-- Begin --

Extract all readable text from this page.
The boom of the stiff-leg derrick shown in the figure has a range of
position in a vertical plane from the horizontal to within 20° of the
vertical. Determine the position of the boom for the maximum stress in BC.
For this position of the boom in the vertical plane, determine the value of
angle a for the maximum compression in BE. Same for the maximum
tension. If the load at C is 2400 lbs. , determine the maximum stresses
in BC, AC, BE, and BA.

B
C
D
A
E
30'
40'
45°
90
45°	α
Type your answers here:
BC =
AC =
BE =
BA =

-- End --
-- Begin --

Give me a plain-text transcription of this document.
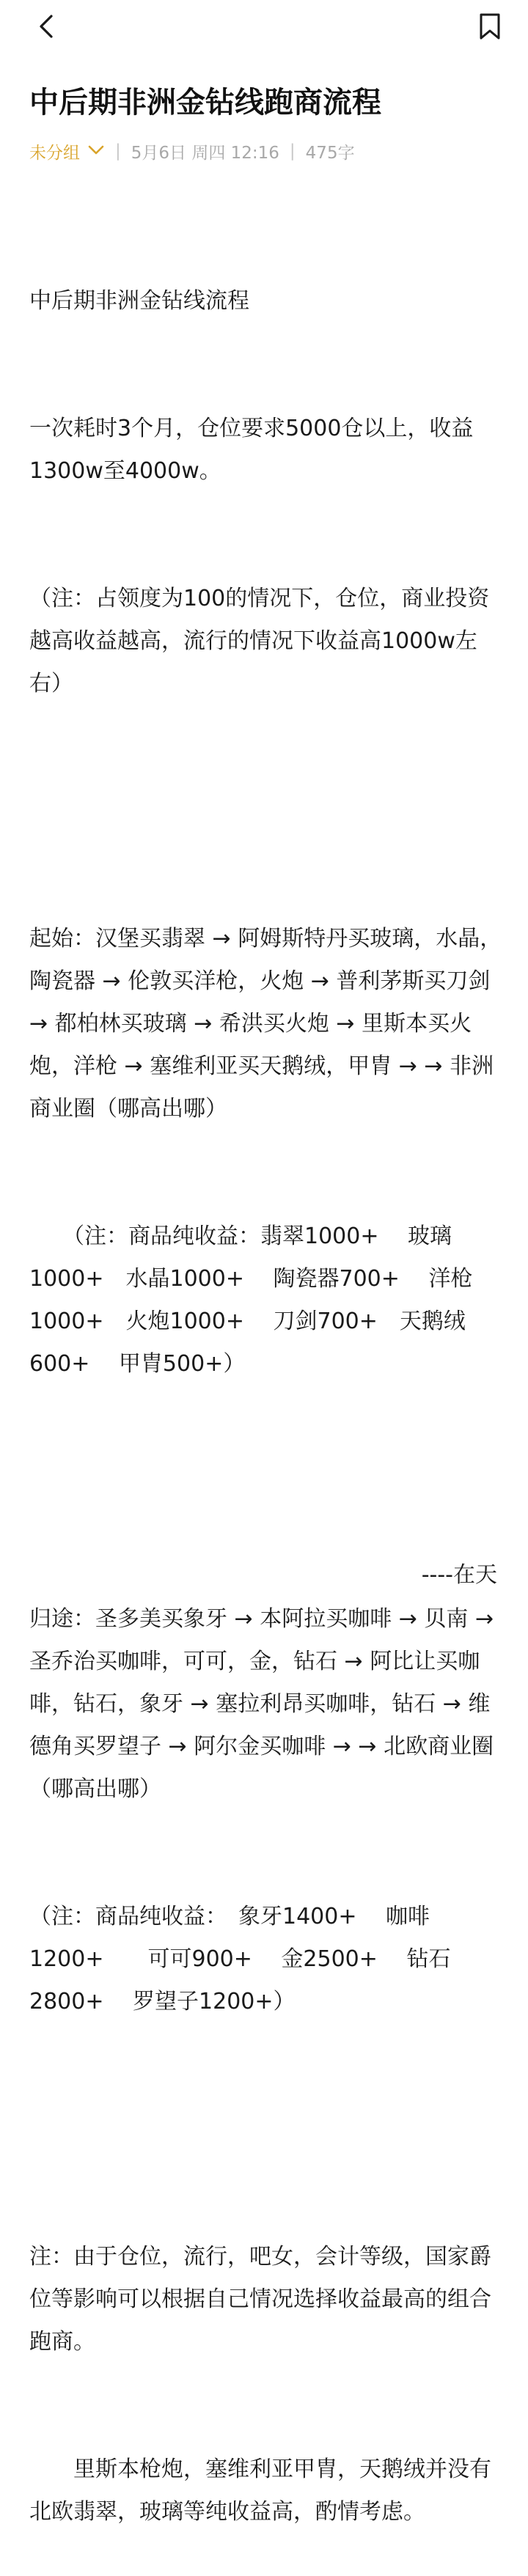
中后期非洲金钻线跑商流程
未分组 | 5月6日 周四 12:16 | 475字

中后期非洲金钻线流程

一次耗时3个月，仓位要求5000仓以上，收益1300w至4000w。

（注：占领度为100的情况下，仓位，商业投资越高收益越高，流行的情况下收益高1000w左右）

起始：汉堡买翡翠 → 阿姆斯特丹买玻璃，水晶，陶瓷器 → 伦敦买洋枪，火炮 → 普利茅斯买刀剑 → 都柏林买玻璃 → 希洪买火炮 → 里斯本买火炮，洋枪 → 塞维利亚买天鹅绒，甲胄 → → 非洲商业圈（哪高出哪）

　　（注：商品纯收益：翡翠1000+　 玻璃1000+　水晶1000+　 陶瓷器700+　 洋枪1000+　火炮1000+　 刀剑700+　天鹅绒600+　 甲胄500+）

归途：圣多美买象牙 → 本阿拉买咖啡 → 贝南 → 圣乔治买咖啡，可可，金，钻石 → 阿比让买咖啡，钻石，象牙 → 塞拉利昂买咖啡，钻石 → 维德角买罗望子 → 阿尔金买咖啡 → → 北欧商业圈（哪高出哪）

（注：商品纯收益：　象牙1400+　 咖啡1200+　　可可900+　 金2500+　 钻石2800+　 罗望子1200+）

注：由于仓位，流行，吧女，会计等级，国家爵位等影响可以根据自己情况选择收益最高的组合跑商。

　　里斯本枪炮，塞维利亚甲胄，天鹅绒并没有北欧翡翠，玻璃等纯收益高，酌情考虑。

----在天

-- End --

= Problem =
Give only the number of lines that include the word "position".

= Answer to the exercise =
3